__Work to be completed__
Spot every line with the word "veridir" and return it.

__Information supplied__

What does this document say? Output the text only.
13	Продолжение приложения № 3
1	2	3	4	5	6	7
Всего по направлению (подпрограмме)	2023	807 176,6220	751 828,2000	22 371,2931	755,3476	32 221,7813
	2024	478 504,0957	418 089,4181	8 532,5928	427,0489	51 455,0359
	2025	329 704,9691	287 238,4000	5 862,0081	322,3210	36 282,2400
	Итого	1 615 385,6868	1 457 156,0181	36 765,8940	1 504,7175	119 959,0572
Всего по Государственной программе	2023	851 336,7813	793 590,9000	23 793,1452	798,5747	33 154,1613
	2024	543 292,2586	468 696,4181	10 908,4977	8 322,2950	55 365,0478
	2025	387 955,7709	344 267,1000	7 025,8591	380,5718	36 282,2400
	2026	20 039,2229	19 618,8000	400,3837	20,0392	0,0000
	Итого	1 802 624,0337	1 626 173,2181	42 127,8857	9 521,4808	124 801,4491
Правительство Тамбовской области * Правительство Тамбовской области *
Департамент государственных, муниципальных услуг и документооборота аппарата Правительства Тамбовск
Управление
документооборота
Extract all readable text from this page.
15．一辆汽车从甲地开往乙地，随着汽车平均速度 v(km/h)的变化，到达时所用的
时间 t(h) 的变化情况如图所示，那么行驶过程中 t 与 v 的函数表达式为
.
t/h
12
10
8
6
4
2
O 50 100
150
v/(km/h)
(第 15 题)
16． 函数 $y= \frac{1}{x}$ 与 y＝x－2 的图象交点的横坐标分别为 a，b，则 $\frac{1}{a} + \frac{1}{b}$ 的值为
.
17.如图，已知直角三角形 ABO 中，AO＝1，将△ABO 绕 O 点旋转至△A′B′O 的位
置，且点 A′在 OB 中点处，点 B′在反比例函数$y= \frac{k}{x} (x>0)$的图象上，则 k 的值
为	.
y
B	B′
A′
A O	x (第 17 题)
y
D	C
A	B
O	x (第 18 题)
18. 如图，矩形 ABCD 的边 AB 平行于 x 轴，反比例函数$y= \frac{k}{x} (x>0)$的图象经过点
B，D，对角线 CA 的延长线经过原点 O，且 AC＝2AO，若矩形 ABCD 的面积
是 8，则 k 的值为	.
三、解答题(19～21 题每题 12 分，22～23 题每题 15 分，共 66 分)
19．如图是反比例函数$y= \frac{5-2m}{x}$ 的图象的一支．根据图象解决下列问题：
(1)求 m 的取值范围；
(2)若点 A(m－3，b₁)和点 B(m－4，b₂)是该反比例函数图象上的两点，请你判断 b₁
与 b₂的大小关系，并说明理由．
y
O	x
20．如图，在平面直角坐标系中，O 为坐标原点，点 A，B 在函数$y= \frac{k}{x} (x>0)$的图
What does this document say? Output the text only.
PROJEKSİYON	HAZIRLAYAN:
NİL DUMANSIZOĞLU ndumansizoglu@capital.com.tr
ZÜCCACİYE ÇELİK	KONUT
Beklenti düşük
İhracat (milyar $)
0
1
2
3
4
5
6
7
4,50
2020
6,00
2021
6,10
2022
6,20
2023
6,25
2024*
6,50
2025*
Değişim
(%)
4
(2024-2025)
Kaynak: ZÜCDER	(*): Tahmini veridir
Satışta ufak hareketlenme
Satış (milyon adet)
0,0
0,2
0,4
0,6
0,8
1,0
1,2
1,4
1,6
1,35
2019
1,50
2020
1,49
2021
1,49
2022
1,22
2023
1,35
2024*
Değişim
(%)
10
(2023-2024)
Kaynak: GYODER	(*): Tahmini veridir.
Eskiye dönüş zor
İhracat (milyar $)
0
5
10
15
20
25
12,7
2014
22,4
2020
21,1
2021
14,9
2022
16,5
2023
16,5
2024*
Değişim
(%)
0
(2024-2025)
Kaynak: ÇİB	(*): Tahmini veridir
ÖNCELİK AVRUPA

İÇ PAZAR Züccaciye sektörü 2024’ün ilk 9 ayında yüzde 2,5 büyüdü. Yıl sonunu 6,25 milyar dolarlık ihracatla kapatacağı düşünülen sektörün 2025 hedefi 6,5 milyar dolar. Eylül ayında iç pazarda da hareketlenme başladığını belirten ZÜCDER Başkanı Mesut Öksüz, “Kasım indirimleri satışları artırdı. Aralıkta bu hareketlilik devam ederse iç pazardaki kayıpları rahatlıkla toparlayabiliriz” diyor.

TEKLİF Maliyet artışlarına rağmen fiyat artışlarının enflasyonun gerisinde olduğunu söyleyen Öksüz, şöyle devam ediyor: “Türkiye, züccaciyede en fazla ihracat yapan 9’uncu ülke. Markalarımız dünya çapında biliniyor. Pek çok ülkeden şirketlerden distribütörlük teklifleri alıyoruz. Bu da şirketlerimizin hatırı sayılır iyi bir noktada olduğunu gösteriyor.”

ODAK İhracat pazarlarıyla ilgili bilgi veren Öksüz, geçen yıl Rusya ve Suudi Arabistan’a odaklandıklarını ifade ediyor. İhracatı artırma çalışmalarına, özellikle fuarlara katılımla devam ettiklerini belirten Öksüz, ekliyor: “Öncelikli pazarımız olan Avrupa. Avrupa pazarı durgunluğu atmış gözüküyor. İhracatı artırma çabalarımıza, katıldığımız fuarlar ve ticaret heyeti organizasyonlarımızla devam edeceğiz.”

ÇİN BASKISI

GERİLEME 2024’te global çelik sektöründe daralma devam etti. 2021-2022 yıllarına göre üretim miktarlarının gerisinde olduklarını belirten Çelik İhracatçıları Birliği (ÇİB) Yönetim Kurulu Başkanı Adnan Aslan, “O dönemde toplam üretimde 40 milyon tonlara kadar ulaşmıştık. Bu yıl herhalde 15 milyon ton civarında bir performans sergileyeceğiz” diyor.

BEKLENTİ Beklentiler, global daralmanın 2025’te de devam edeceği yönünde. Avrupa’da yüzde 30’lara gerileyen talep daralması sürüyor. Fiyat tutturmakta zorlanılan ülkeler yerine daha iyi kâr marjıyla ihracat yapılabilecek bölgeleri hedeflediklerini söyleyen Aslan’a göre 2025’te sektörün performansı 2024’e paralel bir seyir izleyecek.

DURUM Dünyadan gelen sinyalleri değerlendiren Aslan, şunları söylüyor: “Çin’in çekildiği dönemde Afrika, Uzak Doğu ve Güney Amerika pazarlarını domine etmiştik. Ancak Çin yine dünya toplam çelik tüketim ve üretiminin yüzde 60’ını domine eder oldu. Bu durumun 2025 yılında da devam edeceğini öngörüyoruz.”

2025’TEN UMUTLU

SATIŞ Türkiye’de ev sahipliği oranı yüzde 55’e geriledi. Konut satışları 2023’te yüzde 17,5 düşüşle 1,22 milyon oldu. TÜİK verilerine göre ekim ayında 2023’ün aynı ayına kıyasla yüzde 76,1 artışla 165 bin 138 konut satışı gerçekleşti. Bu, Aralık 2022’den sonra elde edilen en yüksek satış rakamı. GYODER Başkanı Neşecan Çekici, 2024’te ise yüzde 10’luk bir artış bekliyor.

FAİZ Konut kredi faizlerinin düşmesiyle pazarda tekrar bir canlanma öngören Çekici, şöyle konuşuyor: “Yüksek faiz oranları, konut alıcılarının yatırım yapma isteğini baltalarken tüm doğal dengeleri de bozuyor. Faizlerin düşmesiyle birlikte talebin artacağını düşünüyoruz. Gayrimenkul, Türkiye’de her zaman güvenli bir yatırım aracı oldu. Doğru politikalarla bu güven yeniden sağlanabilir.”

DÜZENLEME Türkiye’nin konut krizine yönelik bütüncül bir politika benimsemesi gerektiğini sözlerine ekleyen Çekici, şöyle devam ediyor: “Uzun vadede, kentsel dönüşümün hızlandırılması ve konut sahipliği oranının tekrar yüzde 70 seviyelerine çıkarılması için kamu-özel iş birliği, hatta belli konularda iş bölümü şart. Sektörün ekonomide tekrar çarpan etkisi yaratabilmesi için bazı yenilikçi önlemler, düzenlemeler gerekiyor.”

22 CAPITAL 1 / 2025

__Answer for this exercise__
Kaynak: ZÜCDER	(*): Tahmini veridir
Kaynak: GYODER	(*): Tahmini veridir.
Kaynak: ÇİB	(*): Tahmini veridir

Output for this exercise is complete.